**RECORD EXCERPTS**
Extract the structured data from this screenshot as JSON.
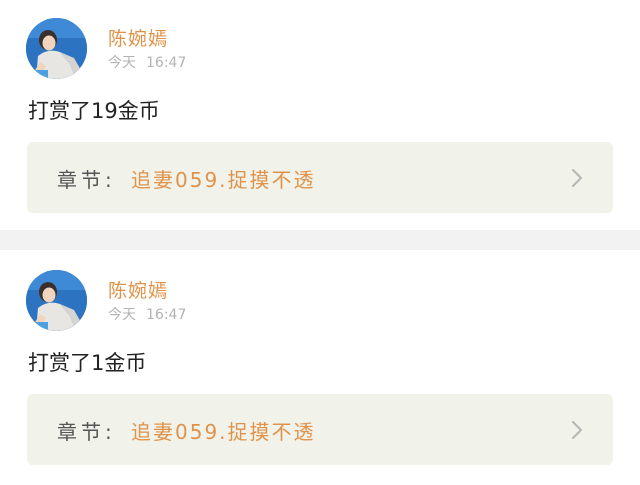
{
  "feed": {
    "items": [
      {
        "username": "陈婉嫣",
        "time_day": "今天",
        "time_clock": "16:47",
        "message": "打赏了19金币",
        "chapter_prefix": "章节:",
        "chapter_title": "追妻059.捉摸不透",
        "avatar_icon": "user-avatar-photo",
        "chevron_icon": "chevron-right-icon"
      },
      {
        "username": "陈婉嫣",
        "time_day": "今天",
        "time_clock": "16:47",
        "message": "打赏了1金币",
        "chapter_prefix": "章节:",
        "chapter_title": "追妻059.捉摸不透",
        "avatar_icon": "user-avatar-photo",
        "chevron_icon": "chevron-right-icon"
      }
    ]
  },
  "colors": {
    "username": "#e0924a",
    "chapter_title": "#e0924a",
    "chapter_box_bg": "#f1f3ea",
    "timestamp": "#b3b3b3",
    "separator": "#f2f2f2"
  }
}
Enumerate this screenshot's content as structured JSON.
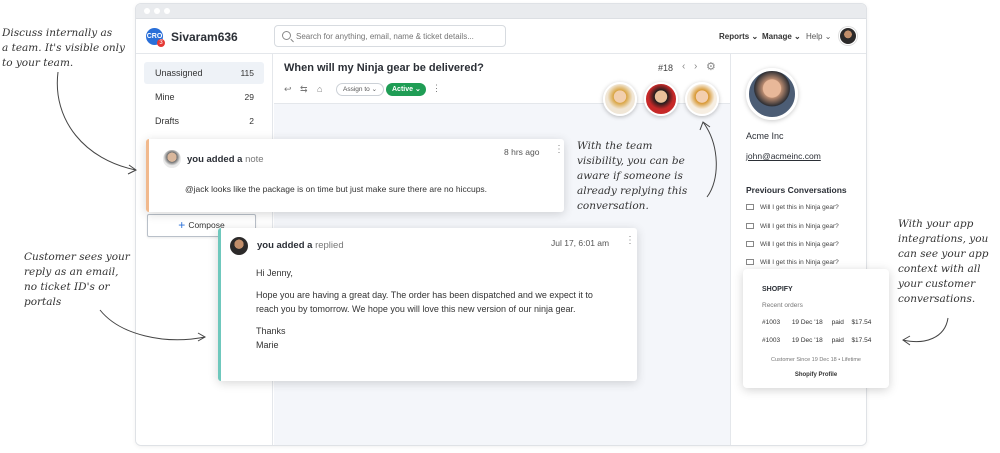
{
  "annotations": {
    "left_top": [
      "Discuss internally as",
      "a team. It's visible only",
      "to your team."
    ],
    "left_bottom": [
      "Customer sees your",
      "reply as an email,",
      "no ticket ID's or",
      "portals"
    ],
    "middle": [
      "With the team",
      "visibility, you can be",
      "aware if someone is",
      "already replying this",
      "conversation."
    ],
    "right": [
      "With your app",
      "integrations, you",
      "can see your app",
      "context with all",
      "your customer",
      "conversations."
    ]
  },
  "topbar": {
    "logo_text": "CRO",
    "logo_badge": "3",
    "brand": "Sivaram636",
    "search_placeholder": "Search for anything, email, name & ticket details...",
    "nav": {
      "reports": "Reports",
      "manage": "Manage",
      "help": "Help"
    }
  },
  "sidebar": {
    "items": [
      {
        "label": "Unassigned",
        "count": "115"
      },
      {
        "label": "Mine",
        "count": "29"
      },
      {
        "label": "Drafts",
        "count": "2"
      }
    ],
    "compose_label": "Compose"
  },
  "conversation": {
    "title": "When will my Ninja gear be delivered?",
    "ticket_no": "#18",
    "assign_label": "Assign to",
    "status_label": "Active"
  },
  "note": {
    "who": "you added a",
    "kind": "note",
    "time": "8 hrs ago",
    "text": "@jack looks like the package is on time but just make sure there are no hiccups."
  },
  "reply": {
    "who": "you added a",
    "kind": "replied",
    "time": "Jul 17, 6:01 am",
    "greeting": "Hi Jenny,",
    "body1": "Hope you are having a great day. The order has been dispatched and we expect it to",
    "body2": "reach you by tomorrow. We hope you will love this new version of our ninja gear.",
    "signoff1": "Thanks",
    "signoff2": "Marie"
  },
  "customer": {
    "name": "Acme Inc",
    "email": "john@acmeinc.com",
    "prev_title": "Previours Conversations",
    "prev_items": [
      "Will I get this in Ninja gear?",
      "Will I get this in Ninja gear?",
      "Will I get this in Ninja gear?",
      "Will I get this in Ninja gear?"
    ]
  },
  "shopify": {
    "title": "SHOPIFY",
    "subtitle": "Recent orders",
    "orders": [
      {
        "id": "#1003",
        "date": "19 Dec '18",
        "status": "paid",
        "amount": "$17.54"
      },
      {
        "id": "#1003",
        "date": "19 Dec '18",
        "status": "paid",
        "amount": "$17.54"
      }
    ],
    "footer": "Customer Since 19 Dec 18 • Lifetime",
    "link": "Shopify Profile"
  },
  "colors": {
    "brand_blue": "#2a6fd8",
    "active_green": "#1f9d55",
    "note_accent": "#f1b98d",
    "reply_accent": "#6fc8bd"
  }
}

**WHAT IS BEING ASKED**
Transcribe all of the material exactly, leaving out whatever pictures it contains.

**THE SOLUTION**
Extract the structured data from this screenshot as JSON.
{
  "feed": {
    "items": [
      {
        "username": "陈婉嫣",
        "time_day": "今天",
        "time_clock": "16:47",
        "message": "打赏了19金币",
        "chapter_prefix": "章节:",
        "chapter_title": "追妻059.捉摸不透",
        "avatar_icon": "user-avatar-photo",
        "chevron_icon": "chevron-right-icon"
      },
      {
        "username": "陈婉嫣",
        "time_day": "今天",
        "time_clock": "16:47",
        "message": "打赏了1金币",
        "chapter_prefix": "章节:",
        "chapter_title": "追妻059.捉摸不透",
        "avatar_icon": "user-avatar-photo",
        "chevron_icon": "chevron-right-icon"
      }
    ]
  },
  "colors": {
    "username": "#e0924a",
    "chapter_title": "#e0924a",
    "chapter_box_bg": "#f1f3ea",
    "timestamp": "#b3b3b3",
    "separator": "#f2f2f2"
  }
}
Enumerate this screenshot's content as structured JSON.
{
  "annotations": {
    "left_top": [
      "Discuss internally as",
      "a team. It's visible only",
      "to your team."
    ],
    "left_bottom": [
      "Customer sees your",
      "reply as an email,",
      "no ticket ID's or",
      "portals"
    ],
    "middle": [
      "With the team",
      "visibility, you can be",
      "aware if someone is",
      "already replying this",
      "conversation."
    ],
    "right": [
      "With your app",
      "integrations, you",
      "can see your app",
      "context with all",
      "your customer",
      "conversations."
    ]
  },
  "topbar": {
    "logo_text": "CRO",
    "logo_badge": "3",
    "brand": "Sivaram636",
    "search_placeholder": "Search for anything, email, name & ticket details...",
    "nav": {
      "reports": "Reports",
      "manage": "Manage",
      "help": "Help"
    }
  },
  "sidebar": {
    "items": [
      {
        "label": "Unassigned",
        "count": "115"
      },
      {
        "label": "Mine",
        "count": "29"
      },
      {
        "label": "Drafts",
        "count": "2"
      }
    ],
    "compose_label": "Compose"
  },
  "conversation": {
    "title": "When will my Ninja gear be delivered?",
    "ticket_no": "#18",
    "assign_label": "Assign to",
    "status_label": "Active"
  },
  "note": {
    "who": "you added a",
    "kind": "note",
    "time": "8 hrs ago",
    "text": "@jack looks like the package is on time but just make sure there are no hiccups."
  },
  "reply": {
    "who": "you added a",
    "kind": "replied",
    "time": "Jul 17, 6:01 am",
    "greeting": "Hi Jenny,",
    "body1": "Hope you are having a great day. The order has been dispatched and we expect it to",
    "body2": "reach you by tomorrow. We hope you will love this new version of our ninja gear.",
    "signoff1": "Thanks",
    "signoff2": "Marie"
  },
  "customer": {
    "name": "Acme Inc",
    "email": "john@acmeinc.com",
    "prev_title": "Previours Conversations",
    "prev_items": [
      "Will I get this in Ninja gear?",
      "Will I get this in Ninja gear?",
      "Will I get this in Ninja gear?",
      "Will I get this in Ninja gear?"
    ]
  },
  "shopify": {
    "title": "SHOPIFY",
    "subtitle": "Recent orders",
    "orders": [
      {
        "id": "#1003",
        "date": "19 Dec '18",
        "status": "paid",
        "amount": "$17.54"
      },
      {
        "id": "#1003",
        "date": "19 Dec '18",
        "status": "paid",
        "amount": "$17.54"
      }
    ],
    "footer": "Customer Since 19 Dec 18 • Lifetime",
    "link": "Shopify Profile"
  },
  "colors": {
    "brand_blue": "#2a6fd8",
    "active_green": "#1f9d55",
    "note_accent": "#f1b98d",
    "reply_accent": "#6fc8bd"
  }
}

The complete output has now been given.